Task statement: Images do not belong in the copy. Retype all the entries below exactly.

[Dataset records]

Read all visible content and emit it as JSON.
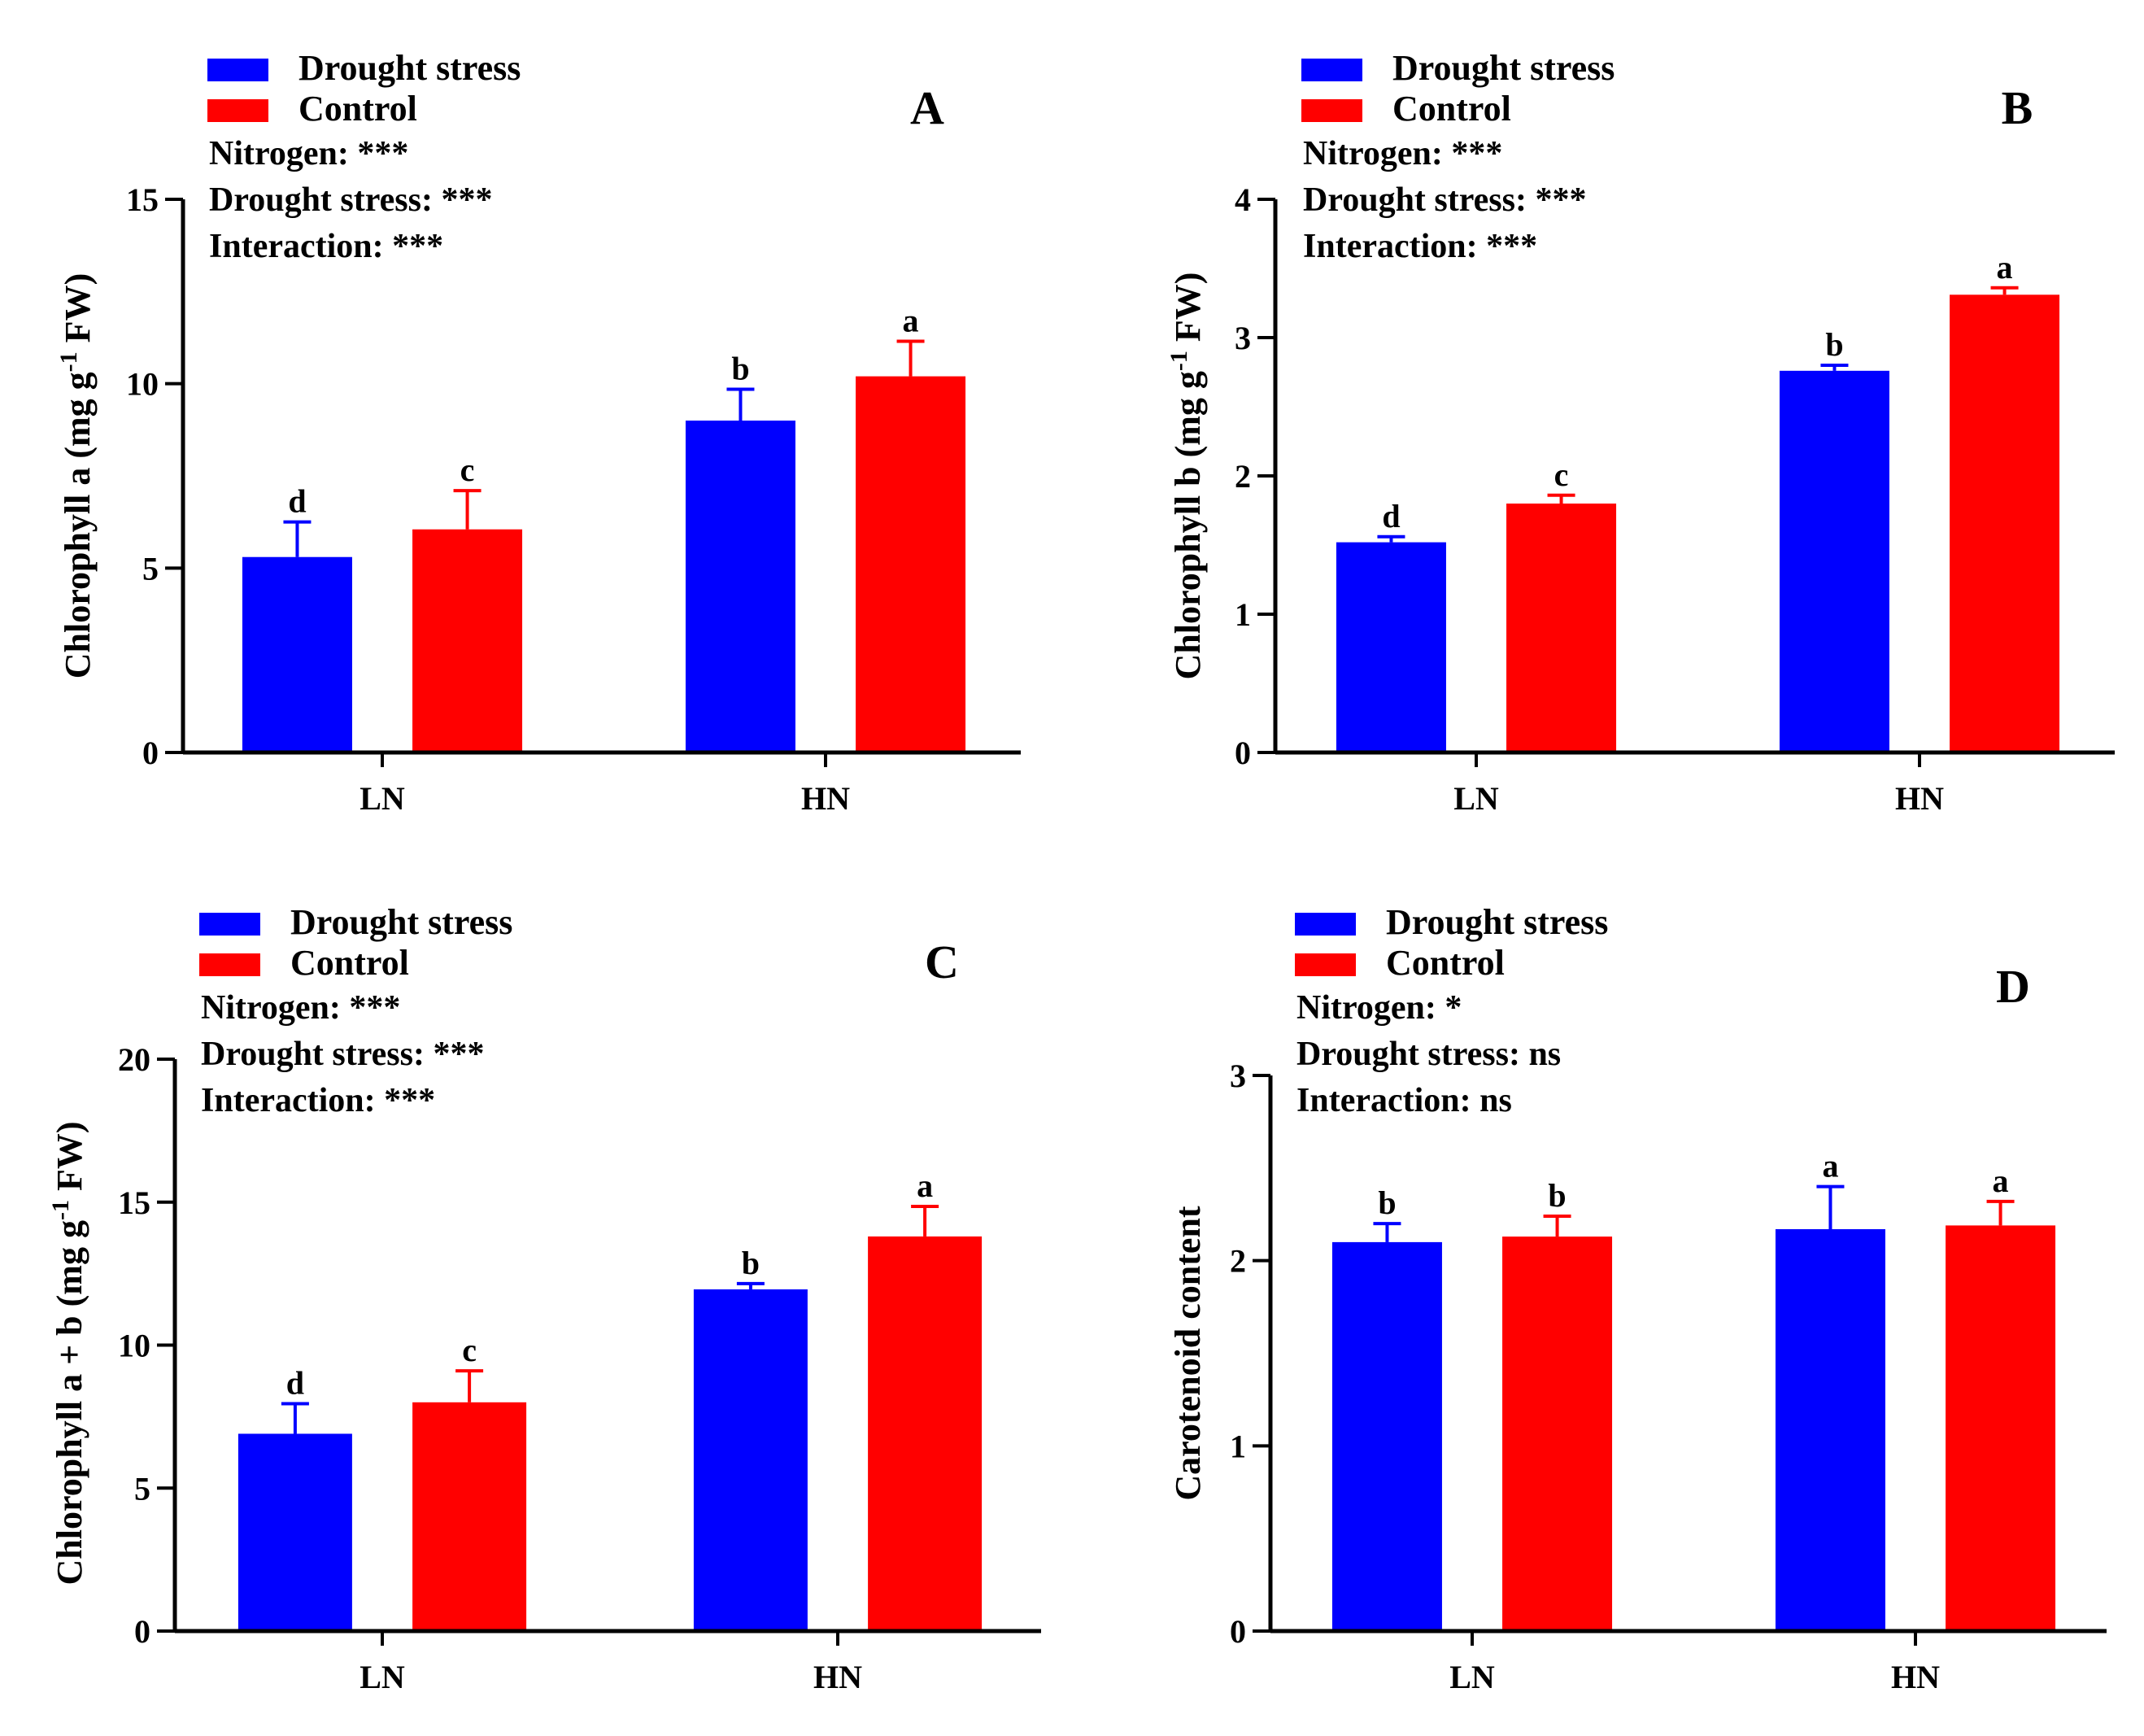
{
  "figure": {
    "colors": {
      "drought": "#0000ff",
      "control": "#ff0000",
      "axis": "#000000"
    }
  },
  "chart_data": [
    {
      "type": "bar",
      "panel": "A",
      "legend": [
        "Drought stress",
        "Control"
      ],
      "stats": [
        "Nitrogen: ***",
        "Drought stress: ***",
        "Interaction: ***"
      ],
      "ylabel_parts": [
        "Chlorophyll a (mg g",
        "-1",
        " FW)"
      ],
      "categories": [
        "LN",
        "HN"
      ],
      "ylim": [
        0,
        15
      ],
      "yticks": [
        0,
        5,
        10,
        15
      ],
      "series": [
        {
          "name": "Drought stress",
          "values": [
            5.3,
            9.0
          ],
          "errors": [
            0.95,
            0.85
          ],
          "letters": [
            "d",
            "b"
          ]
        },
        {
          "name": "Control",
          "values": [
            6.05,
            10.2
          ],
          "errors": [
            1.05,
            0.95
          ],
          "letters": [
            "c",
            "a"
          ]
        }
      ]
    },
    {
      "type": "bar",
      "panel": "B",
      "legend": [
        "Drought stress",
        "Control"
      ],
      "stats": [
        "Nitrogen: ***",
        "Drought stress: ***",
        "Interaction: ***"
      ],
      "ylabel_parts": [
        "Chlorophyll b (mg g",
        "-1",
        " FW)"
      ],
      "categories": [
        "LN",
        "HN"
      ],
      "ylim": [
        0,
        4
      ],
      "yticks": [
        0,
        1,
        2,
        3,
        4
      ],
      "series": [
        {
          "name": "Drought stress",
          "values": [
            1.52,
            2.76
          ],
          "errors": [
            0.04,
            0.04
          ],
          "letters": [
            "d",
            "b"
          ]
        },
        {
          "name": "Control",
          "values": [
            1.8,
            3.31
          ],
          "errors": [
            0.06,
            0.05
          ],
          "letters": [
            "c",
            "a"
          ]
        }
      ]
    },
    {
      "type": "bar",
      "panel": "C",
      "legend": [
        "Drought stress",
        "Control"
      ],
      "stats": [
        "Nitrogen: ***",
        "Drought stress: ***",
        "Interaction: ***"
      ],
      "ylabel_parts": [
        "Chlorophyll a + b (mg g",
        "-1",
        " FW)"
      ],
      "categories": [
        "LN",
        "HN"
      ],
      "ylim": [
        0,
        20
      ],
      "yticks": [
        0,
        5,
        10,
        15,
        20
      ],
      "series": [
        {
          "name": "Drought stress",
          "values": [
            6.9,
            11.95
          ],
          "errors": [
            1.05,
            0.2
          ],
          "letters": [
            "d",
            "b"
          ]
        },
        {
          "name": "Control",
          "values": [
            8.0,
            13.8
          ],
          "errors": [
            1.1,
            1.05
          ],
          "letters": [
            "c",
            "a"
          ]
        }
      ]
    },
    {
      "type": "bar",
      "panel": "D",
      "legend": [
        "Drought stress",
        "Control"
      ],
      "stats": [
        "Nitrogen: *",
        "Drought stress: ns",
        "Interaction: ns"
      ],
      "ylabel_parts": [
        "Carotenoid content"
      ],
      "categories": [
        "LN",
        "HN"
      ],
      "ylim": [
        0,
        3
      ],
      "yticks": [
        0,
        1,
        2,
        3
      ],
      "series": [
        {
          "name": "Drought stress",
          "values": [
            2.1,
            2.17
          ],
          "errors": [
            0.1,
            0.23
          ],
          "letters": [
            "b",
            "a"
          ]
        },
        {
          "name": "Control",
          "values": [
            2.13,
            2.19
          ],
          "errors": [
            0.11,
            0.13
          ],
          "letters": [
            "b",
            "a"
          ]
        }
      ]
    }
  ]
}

Solution to the problem:
Read all visible content and emit it as JSON.
{
  "figure": {
    "colors": {
      "drought": "#0000ff",
      "control": "#ff0000",
      "axis": "#000000"
    }
  },
  "chart_data": [
    {
      "type": "bar",
      "panel": "A",
      "legend": [
        "Drought stress",
        "Control"
      ],
      "stats": [
        "Nitrogen: ***",
        "Drought stress: ***",
        "Interaction: ***"
      ],
      "ylabel_parts": [
        "Chlorophyll a (mg g",
        "-1",
        " FW)"
      ],
      "categories": [
        "LN",
        "HN"
      ],
      "ylim": [
        0,
        15
      ],
      "yticks": [
        0,
        5,
        10,
        15
      ],
      "series": [
        {
          "name": "Drought stress",
          "values": [
            5.3,
            9.0
          ],
          "errors": [
            0.95,
            0.85
          ],
          "letters": [
            "d",
            "b"
          ]
        },
        {
          "name": "Control",
          "values": [
            6.05,
            10.2
          ],
          "errors": [
            1.05,
            0.95
          ],
          "letters": [
            "c",
            "a"
          ]
        }
      ]
    },
    {
      "type": "bar",
      "panel": "B",
      "legend": [
        "Drought stress",
        "Control"
      ],
      "stats": [
        "Nitrogen: ***",
        "Drought stress: ***",
        "Interaction: ***"
      ],
      "ylabel_parts": [
        "Chlorophyll b (mg g",
        "-1",
        " FW)"
      ],
      "categories": [
        "LN",
        "HN"
      ],
      "ylim": [
        0,
        4
      ],
      "yticks": [
        0,
        1,
        2,
        3,
        4
      ],
      "series": [
        {
          "name": "Drought stress",
          "values": [
            1.52,
            2.76
          ],
          "errors": [
            0.04,
            0.04
          ],
          "letters": [
            "d",
            "b"
          ]
        },
        {
          "name": "Control",
          "values": [
            1.8,
            3.31
          ],
          "errors": [
            0.06,
            0.05
          ],
          "letters": [
            "c",
            "a"
          ]
        }
      ]
    },
    {
      "type": "bar",
      "panel": "C",
      "legend": [
        "Drought stress",
        "Control"
      ],
      "stats": [
        "Nitrogen: ***",
        "Drought stress: ***",
        "Interaction: ***"
      ],
      "ylabel_parts": [
        "Chlorophyll a + b (mg g",
        "-1",
        " FW)"
      ],
      "categories": [
        "LN",
        "HN"
      ],
      "ylim": [
        0,
        20
      ],
      "yticks": [
        0,
        5,
        10,
        15,
        20
      ],
      "series": [
        {
          "name": "Drought stress",
          "values": [
            6.9,
            11.95
          ],
          "errors": [
            1.05,
            0.2
          ],
          "letters": [
            "d",
            "b"
          ]
        },
        {
          "name": "Control",
          "values": [
            8.0,
            13.8
          ],
          "errors": [
            1.1,
            1.05
          ],
          "letters": [
            "c",
            "a"
          ]
        }
      ]
    },
    {
      "type": "bar",
      "panel": "D",
      "legend": [
        "Drought stress",
        "Control"
      ],
      "stats": [
        "Nitrogen: *",
        "Drought stress: ns",
        "Interaction: ns"
      ],
      "ylabel_parts": [
        "Carotenoid content"
      ],
      "categories": [
        "LN",
        "HN"
      ],
      "ylim": [
        0,
        3
      ],
      "yticks": [
        0,
        1,
        2,
        3
      ],
      "series": [
        {
          "name": "Drought stress",
          "values": [
            2.1,
            2.17
          ],
          "errors": [
            0.1,
            0.23
          ],
          "letters": [
            "b",
            "a"
          ]
        },
        {
          "name": "Control",
          "values": [
            2.13,
            2.19
          ],
          "errors": [
            0.11,
            0.13
          ],
          "letters": [
            "b",
            "a"
          ]
        }
      ]
    }
  ]
}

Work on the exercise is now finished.